**** Records ****
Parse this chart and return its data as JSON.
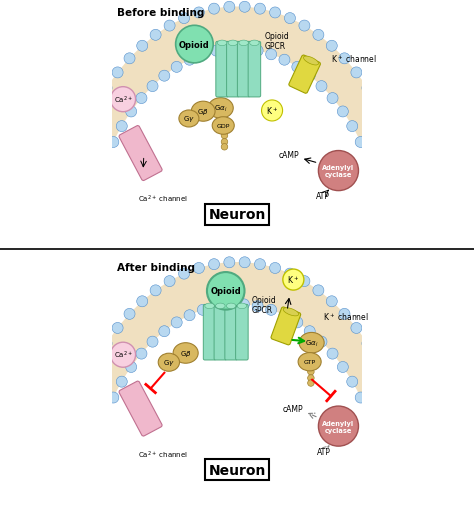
{
  "bg_color": "#ffffff",
  "membrane_bead_color": "#b8d8f0",
  "membrane_inner_color": "#f0e0c0",
  "opioid_color": "#80e0b0",
  "gpcr_color": "#90ddc0",
  "gpcr_edge": "#50aa80",
  "k_channel_color": "#e0d840",
  "k_channel_edge": "#a0a000",
  "ca_channel_color": "#f0b8cc",
  "ca_channel_edge": "#c07090",
  "adenylyl_color": "#d08080",
  "adenylyl_edge": "#a05050",
  "g_protein_color": "#d8b860",
  "g_protein_edge": "#a08030",
  "ca2_bg": "#f8d0e0",
  "ca2_edge": "#d090b0",
  "k_plus_bg": "#ffff80",
  "k_plus_edge": "#c0c000",
  "title_top": "Before binding",
  "title_bottom": "After binding",
  "neuron_label": "Neuron",
  "opioid_label": "Opioid",
  "gpcr_label": "Opioid\nGPCR",
  "k_channel_label": "K$^+$ channel",
  "ca2_label": "Ca$^{2+}$",
  "ca2_channel_label": "Ca$^{2+}$ channel",
  "adenylyl_label": "Adenylyl\ncyclase",
  "camp_label": "cAMP",
  "atp_label": "ATP",
  "k_plus_label": "K$^+$",
  "gdp_label": "GDP",
  "gtp_label": "GTP",
  "ga_label": "G$\\alpha_i$",
  "gb_label": "G$\\beta$",
  "gy_label": "G$\\gamma$"
}
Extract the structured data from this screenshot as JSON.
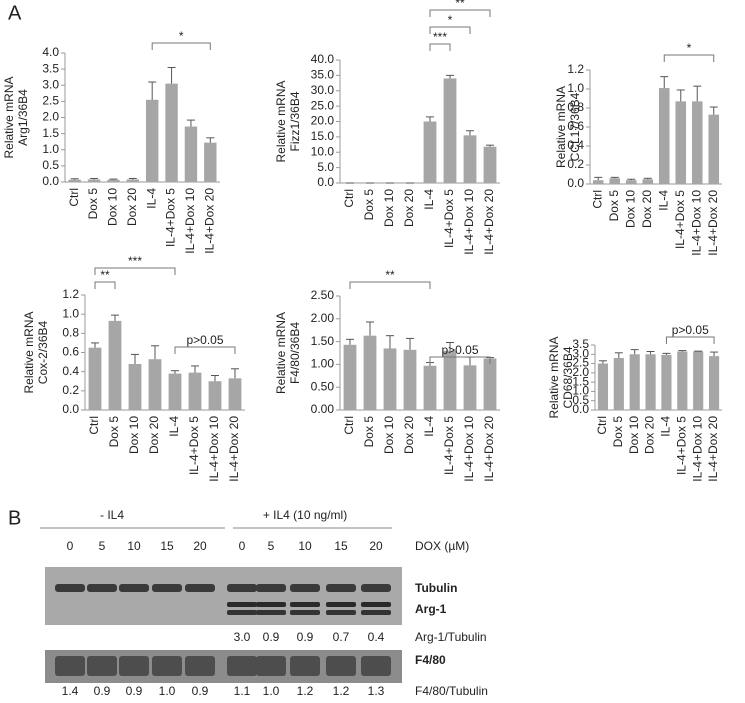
{
  "panel_label": "A",
  "chart_data": [
    {
      "type": "bar",
      "ylabel": [
        "Relative mRNA",
        "Arg1/36B4"
      ],
      "color": "#a6a6a6",
      "categories": [
        "Ctrl",
        "Dox 5",
        "Dox 10",
        "Dox 20",
        "IL-4",
        "IL-4+Dox 5",
        "IL-4+Dox 10",
        "IL-4+Dox 20"
      ],
      "values": [
        0.07,
        0.08,
        0.07,
        0.08,
        2.55,
        3.05,
        1.72,
        1.22
      ],
      "errors": [
        0.03,
        0.03,
        0.02,
        0.03,
        0.55,
        0.5,
        0.2,
        0.15
      ],
      "ylim": [
        0,
        4
      ],
      "yticks": [
        {
          "value": 0,
          "label": "0.0"
        },
        0.5,
        {
          "value": 1,
          "label": "1.0"
        },
        1.5,
        {
          "value": 2,
          "label": "2.0"
        },
        2.5,
        {
          "value": 3,
          "label": "3.0"
        },
        3.5,
        {
          "value": 4,
          "label": "4.0"
        }
      ],
      "annotations": [
        "*"
      ]
    },
    {
      "type": "bar",
      "ylabel": [
        "Relative mRNA",
        "Fizz1/36B4"
      ],
      "color": "#a6a6a6",
      "categories": [
        "Ctrl",
        "Dox 5",
        "Dox 10",
        "Dox 20",
        "IL-4",
        "IL-4+Dox 5",
        "IL-4+Dox 10",
        "IL-4+Dox 20"
      ],
      "values": [
        0,
        0,
        0,
        0,
        20,
        34,
        15.5,
        11.8
      ],
      "errors": [
        0,
        0,
        0,
        0,
        1.5,
        1,
        1.5,
        0.5
      ],
      "ylim": [
        0,
        40
      ],
      "yticks": [
        {
          "value": 0,
          "label": "0.0"
        },
        {
          "value": 5,
          "label": "5.0"
        },
        {
          "value": 10,
          "label": "10.0"
        },
        {
          "value": 15,
          "label": "15.0"
        },
        {
          "value": 20,
          "label": "20.0"
        },
        {
          "value": 25,
          "label": "25.0"
        },
        {
          "value": 30,
          "label": "30.0"
        },
        {
          "value": 35,
          "label": "35.0"
        },
        {
          "value": 40,
          "label": "40.0"
        }
      ],
      "annotations": [
        "***",
        "*",
        "**"
      ]
    },
    {
      "type": "bar",
      "ylabel": [
        "Relative mRNA",
        "CCL17/36B4"
      ],
      "color": "#a6a6a6",
      "categories": [
        "Ctrl",
        "Dox 5",
        "Dox 10",
        "Dox 20",
        "IL-4",
        "IL-4+Dox 5",
        "IL-4+Dox 10",
        "IL-4+Dox 20"
      ],
      "values": [
        0.04,
        0.06,
        0.04,
        0.05,
        1.01,
        0.87,
        0.87,
        0.73
      ],
      "errors": [
        0.03,
        0.01,
        0.01,
        0.01,
        0.12,
        0.12,
        0.16,
        0.08
      ],
      "ylim": [
        0,
        1.2
      ],
      "yticks": [
        {
          "value": 0,
          "label": "0.0"
        },
        0.2,
        0.4,
        0.6,
        0.8,
        {
          "value": 1,
          "label": "1.0"
        },
        1.2
      ],
      "annotations": [
        "*"
      ]
    },
    {
      "type": "bar",
      "ylabel": [
        "Relative mRNA",
        "Cox-2/36B4"
      ],
      "color": "#a6a6a6",
      "categories": [
        "Ctrl",
        "Dox 5",
        "Dox 10",
        "Dox 20",
        "IL-4",
        "IL-4+Dox 5",
        "IL-4+Dox 10",
        "IL-4+Dox 20"
      ],
      "values": [
        0.65,
        0.93,
        0.48,
        0.53,
        0.38,
        0.39,
        0.3,
        0.33
      ],
      "errors": [
        0.05,
        0.06,
        0.1,
        0.14,
        0.03,
        0.07,
        0.06,
        0.1
      ],
      "ylim": [
        0,
        1.2
      ],
      "yticks": [
        {
          "value": 0,
          "label": "0.0"
        },
        0.2,
        0.4,
        0.6,
        0.8,
        {
          "value": 1,
          "label": "1.0"
        },
        1.2
      ],
      "annotations": [
        "**",
        "***",
        "p>0.05"
      ]
    },
    {
      "type": "bar",
      "ylabel": [
        "Relative mRNA",
        "F4/80/36B4"
      ],
      "color": "#a6a6a6",
      "categories": [
        "Ctrl",
        "Dox 5",
        "Dox 10",
        "Dox 20",
        "IL-4",
        "IL-4+Dox 5",
        "IL-4+Dox 10",
        "IL-4+Dox 20"
      ],
      "values": [
        1.43,
        1.63,
        1.35,
        1.32,
        0.97,
        1.3,
        0.98,
        1.13
      ],
      "errors": [
        0.12,
        0.3,
        0.28,
        0.25,
        0.07,
        0.18,
        0.18,
        0.02
      ],
      "ylim": [
        0,
        2.5
      ],
      "yticks": [
        {
          "value": 0,
          "label": "0.00"
        },
        {
          "value": 0.5,
          "label": "0.50"
        },
        {
          "value": 1,
          "label": "1.00"
        },
        {
          "value": 1.5,
          "label": "1.50"
        },
        {
          "value": 2,
          "label": "2.00"
        },
        {
          "value": 2.5,
          "label": "2.50"
        }
      ],
      "annotations": [
        "**",
        "p>0.05"
      ]
    },
    {
      "type": "bar",
      "ylabel": [
        "Relative mRNA",
        "CD68/36B4"
      ],
      "color": "#a6a6a6",
      "categories": [
        "Ctrl",
        "Dox 5",
        "Dox 10",
        "Dox 20",
        "IL-4",
        "IL-4+Dox 5",
        "IL-4+Dox 10",
        "IL-4+Dox 20"
      ],
      "values": [
        2.5,
        2.8,
        3.0,
        3.0,
        2.97,
        3.15,
        3.15,
        2.9
      ],
      "errors": [
        0.15,
        0.28,
        0.25,
        0.15,
        0.08,
        0.05,
        0.02,
        0.22
      ],
      "ylim": [
        0,
        3.5
      ],
      "yticks": [
        {
          "value": 0,
          "label": "0.0"
        },
        0.5,
        {
          "value": 1,
          "label": "1.0"
        },
        1.5,
        {
          "value": 2,
          "label": "2.0"
        },
        2.5,
        {
          "value": 3,
          "label": "3.0"
        },
        3.5
      ],
      "annotations": [
        "p>0.05"
      ]
    }
  ],
  "blot": {
    "label": "B",
    "groups": [
      "- IL4",
      "+ IL4 (10 ng/ml)"
    ],
    "doses": [
      "0",
      "5",
      "10",
      "15",
      "20",
      "0",
      "5",
      "10",
      "15",
      "20"
    ],
    "dose_label": "DOX (µM)",
    "bands": [
      "Tubulin",
      "Arg-1",
      "F4/80"
    ],
    "arg1_ratio_label": "Arg-1/Tubulin",
    "arg1_ratios": [
      "3.0",
      "0.9",
      "0.9",
      "0.7",
      "0.4"
    ],
    "f480_ratio_label": "F4/80/Tubulin",
    "f480_ratios": [
      "1.4",
      "0.9",
      "0.9",
      "1.0",
      "0.9",
      "1.1",
      "1.0",
      "1.2",
      "1.2",
      "1.3"
    ]
  }
}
****
■ **What to work on**
Counting only lines that contain the string "binding", how many are there in the data above? Give the number alone.

■ **Answer area**
2